(Extracted data entries)

==*==

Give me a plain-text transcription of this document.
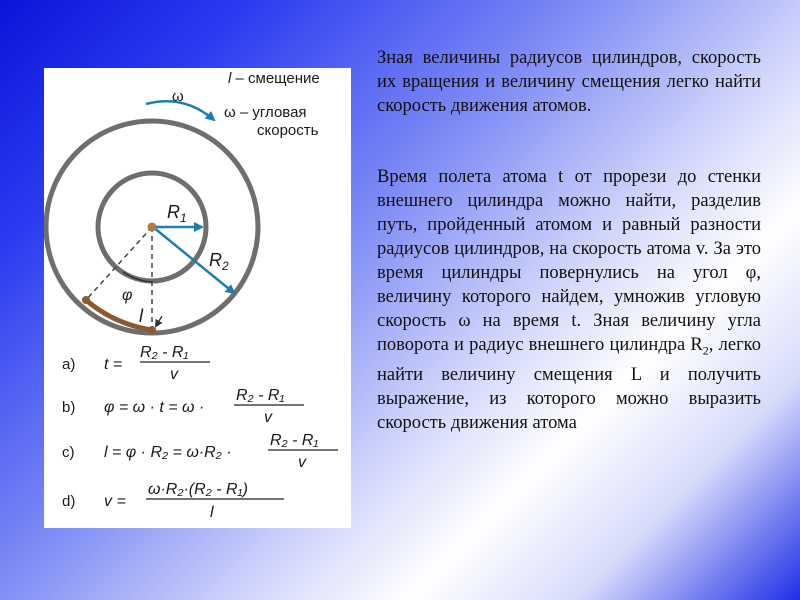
$R_1$
$R_2$
φ
l
l – смещение
ω
ω – угловая
скорость
a) t =
R₂ - R₁
v
b) φ = ω · t = ω ·
R₂ - R₁
v
c) l = φ · R₂ = ω·R₂ ·
R₂ - R₁
v
d) v =
ω·R₂·(R₂ - R₁)
l

Зная величины радиусов цилиндров, скорость их вращения и величину смещения легко найти скорость движения атомов.

Время полета атома t от прорези до стенки внешнего цилиндра можно найти, разделив путь, пройденный атомом и равный разности радиусов цилиндров, на скорость атома v. За это время цилиндры повернулись на угол φ, величину которого найдем, умножив угловую скорость ω на время t. Зная величину угла поворота и радиус внешнего цилиндра $R_2$, легко найти величину смещения L и получить выражение, из которого можно выразить скорость движения атома
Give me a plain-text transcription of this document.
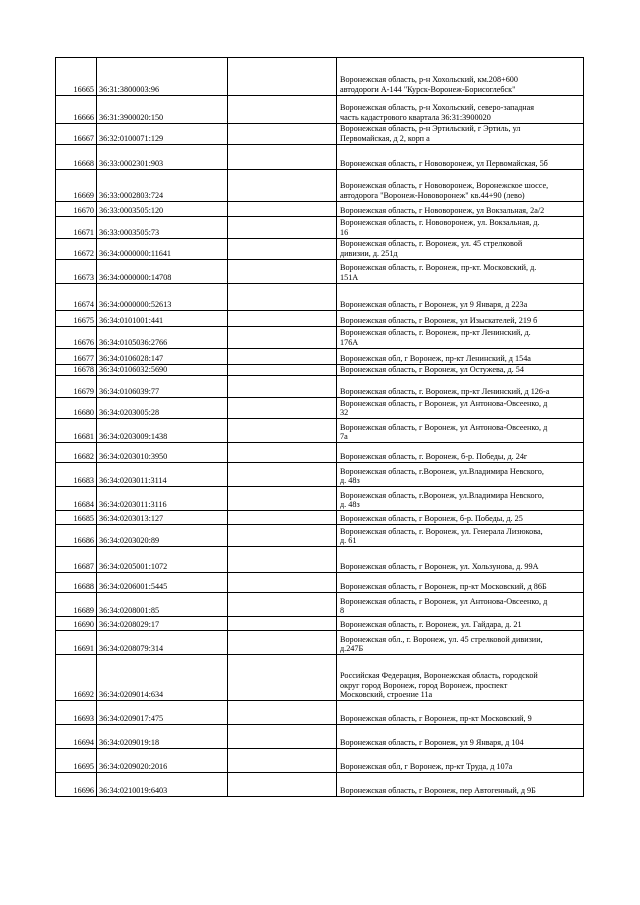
16665	36:31:3800003:96		Воронежская область, р-н Хохольский, км.208+600
автодороги А-144 "Курск-Воронеж-Борисоглебск"
16666	36:31:3900020:150		Воронежская область, р-н Хохольский, северо-западная
часть кадастрового квартала 36:31:3900020
16667	36:32:0100071:129		Воронежская область, р-н Эртильский, г Эртиль, ул
Первомайская, д 2, корп а
16668	36:33:0002301:903		Воронежская область, г Нововоронеж, ул Первомайская, 5б
16669	36:33:0002803:724		Воронежская область, г Нововоронеж, Воронежское шоссе,
автодорога "Воронеж-Нововоронеж" кв.44+90 (лево)
16670	36:33:0003505:120		Воронежская область, г Нововоронеж, ул Вокзальная, 2а/2
16671	36:33:0003505:73		Воронежская область, г. Нововоронеж, ул. Вокзальная, д.
16
16672	36:34:0000000:11641		Воронежская область, г. Воронеж, ул. 45 стрелковой
дивизии, д. 251д
16673	36:34:0000000:14708		Воронежская область, г. Воронеж, пр-кт. Московский, д.
151А
16674	36:34:0000000:52613		Воронежская область, г Воронеж, ул 9 Января, д 223а
16675	36:34:0101001:441		Воронежская область, г Воронеж, ул Изыскателей, 219 б
16676	36:34:0105036:2766		Воронежская область, г. Воронеж, пр-кт Ленинский, д.
176А
16677	36:34:0106028:147		Воронежская обл, г Воронеж, пр-кт Ленинский, д 154а
16678	36:34:0106032:5690		Воронежская область, г Воронеж, ул Остужева, д. 54
16679	36:34:0106039:77		Воронежская область, г. Воронеж, пр-кт Ленинский, д 126-а
16680	36:34:0203005:28		Воронежская область, г Воронеж, ул Антонова-Овсеенко, д
32
16681	36:34:0203009:1438		Воронежская область, г Воронеж, ул Антонова-Овсеенко, д
7а
16682	36:34:0203010:3950		Воронежская область, г. Воронеж, б-р. Победы, д. 24г
16683	36:34:0203011:3114		Воронежская область, г.Воронеж, ул.Владимира Невского,
д. 48з
16684	36:34:0203011:3116		Воронежская область, г.Воронеж, ул.Владимира Невского,
д. 48з
16685	36:34:0203013:127		Воронежская область, г Воронеж, б-р. Победы, д. 25
16686	36:34:0203020:89		Воронежская область, г. Воронеж, ул. Генерала Лизюкова,
д. 61
16687	36:34:0205001:1072		Воронежская область, г Воронеж, ул. Хользунова, д. 99А
16688	36:34:0206001:5445		Воронежская область, г Воронеж, пр-кт Московский, д 86Б
16689	36:34:0208001:85		Воронежская область, г Воронеж, ул Антонова-Овсеенко, д
8
16690	36:34:0208029:17		Воронежская область, г. Воронеж, ул. Гайдара, д. 21
16691	36:34:0208079:314		Воронежская обл., г. Воронеж, ул. 45 стрелковой дивизии,
д.247Б
16692	36:34:0209014:634		Российская Федерация, Воронежская область, городской
округ город Воронеж, город Воронеж, проспект
Московский, строение 11а
16693	36:34:0209017:475		Воронежская область, г Воронеж, пр-кт Московский, 9
16694	36:34:0209019:18		Воронежская область, г Воронеж, ул 9 Января, д 104
16695	36:34:0209020:2016		Воронежская обл, г Воронеж, пр-кт Труда, д 107а
16696	36:34:0210019:6403		Воронежская область, г Воронеж, пер Автогенный, д 9Б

==*==

Every line of the data should be copied as it stands, without the images.

▸ SOLUTION TO THE PROBLEM:
Give me a plain-text transcription of this document.
$R_1$
$R_2$
φ
l
l – смещение
ω
ω – угловая
скорость
a) t =
R₂ - R₁
v
b) φ = ω · t = ω ·
R₂ - R₁
v
c) l = φ · R₂ = ω·R₂ ·
R₂ - R₁
v
d) v =
ω·R₂·(R₂ - R₁)
l

Зная величины радиусов цилиндров, скорость их вращения и величину смещения легко найти скорость движения атомов.

Время полета атома t от прорези до стенки внешнего цилиндра можно найти, разделив путь, пройденный атомом и равный разности радиусов цилиндров, на скорость атома v. За это время цилиндры повернулись на угол φ, величину которого найдем, умножив угловую скорость ω на время t. Зная величину угла поворота и радиус внешнего цилиндра $R_2$, легко найти величину смещения L и получить выражение, из которого можно выразить скорость движения атома
Give me a plain-text transcription of this document.
16665	36:31:3800003:96		Воронежская область, р-н Хохольский, км.208+600
автодороги А-144 "Курск-Воронеж-Борисоглебск"
16666	36:31:3900020:150		Воронежская область, р-н Хохольский, северо-западная
часть кадастрового квартала 36:31:3900020
16667	36:32:0100071:129		Воронежская область, р-н Эртильский, г Эртиль, ул
Первомайская, д 2, корп а
16668	36:33:0002301:903		Воронежская область, г Нововоронеж, ул Первомайская, 5б
16669	36:33:0002803:724		Воронежская область, г Нововоронеж, Воронежское шоссе,
автодорога "Воронеж-Нововоронеж" кв.44+90 (лево)
16670	36:33:0003505:120		Воронежская область, г Нововоронеж, ул Вокзальная, 2а/2
16671	36:33:0003505:73		Воронежская область, г. Нововоронеж, ул. Вокзальная, д.
16
16672	36:34:0000000:11641		Воронежская область, г. Воронеж, ул. 45 стрелковой
дивизии, д. 251д
16673	36:34:0000000:14708		Воронежская область, г. Воронеж, пр-кт. Московский, д.
151А
16674	36:34:0000000:52613		Воронежская область, г Воронеж, ул 9 Января, д 223а
16675	36:34:0101001:441		Воронежская область, г Воронеж, ул Изыскателей, 219 б
16676	36:34:0105036:2766		Воронежская область, г. Воронеж, пр-кт Ленинский, д.
176А
16677	36:34:0106028:147		Воронежская обл, г Воронеж, пр-кт Ленинский, д 154а
16678	36:34:0106032:5690		Воронежская область, г Воронеж, ул Остужева, д. 54
16679	36:34:0106039:77		Воронежская область, г. Воронеж, пр-кт Ленинский, д 126-а
16680	36:34:0203005:28		Воронежская область, г Воронеж, ул Антонова-Овсеенко, д
32
16681	36:34:0203009:1438		Воронежская область, г Воронеж, ул Антонова-Овсеенко, д
7а
16682	36:34:0203010:3950		Воронежская область, г. Воронеж, б-р. Победы, д. 24г
16683	36:34:0203011:3114		Воронежская область, г.Воронеж, ул.Владимира Невского,
д. 48з
16684	36:34:0203011:3116		Воронежская область, г.Воронеж, ул.Владимира Невского,
д. 48з
16685	36:34:0203013:127		Воронежская область, г Воронеж, б-р. Победы, д. 25
16686	36:34:0203020:89		Воронежская область, г. Воронеж, ул. Генерала Лизюкова,
д. 61
16687	36:34:0205001:1072		Воронежская область, г Воронеж, ул. Хользунова, д. 99А
16688	36:34:0206001:5445		Воронежская область, г Воронеж, пр-кт Московский, д 86Б
16689	36:34:0208001:85		Воронежская область, г Воронеж, ул Антонова-Овсеенко, д
8
16690	36:34:0208029:17		Воронежская область, г. Воронеж, ул. Гайдара, д. 21
16691	36:34:0208079:314		Воронежская обл., г. Воронеж, ул. 45 стрелковой дивизии,
д.247Б
16692	36:34:0209014:634		Российская Федерация, Воронежская область, городской
округ город Воронеж, город Воронеж, проспект
Московский, строение 11а
16693	36:34:0209017:475		Воронежская область, г Воронеж, пр-кт Московский, 9
16694	36:34:0209019:18		Воронежская область, г Воронеж, ул 9 Января, д 104
16695	36:34:0209020:2016		Воронежская обл, г Воронеж, пр-кт Труда, д 107а
16696	36:34:0210019:6403		Воронежская область, г Воронеж, пер Автогенный, д 9Б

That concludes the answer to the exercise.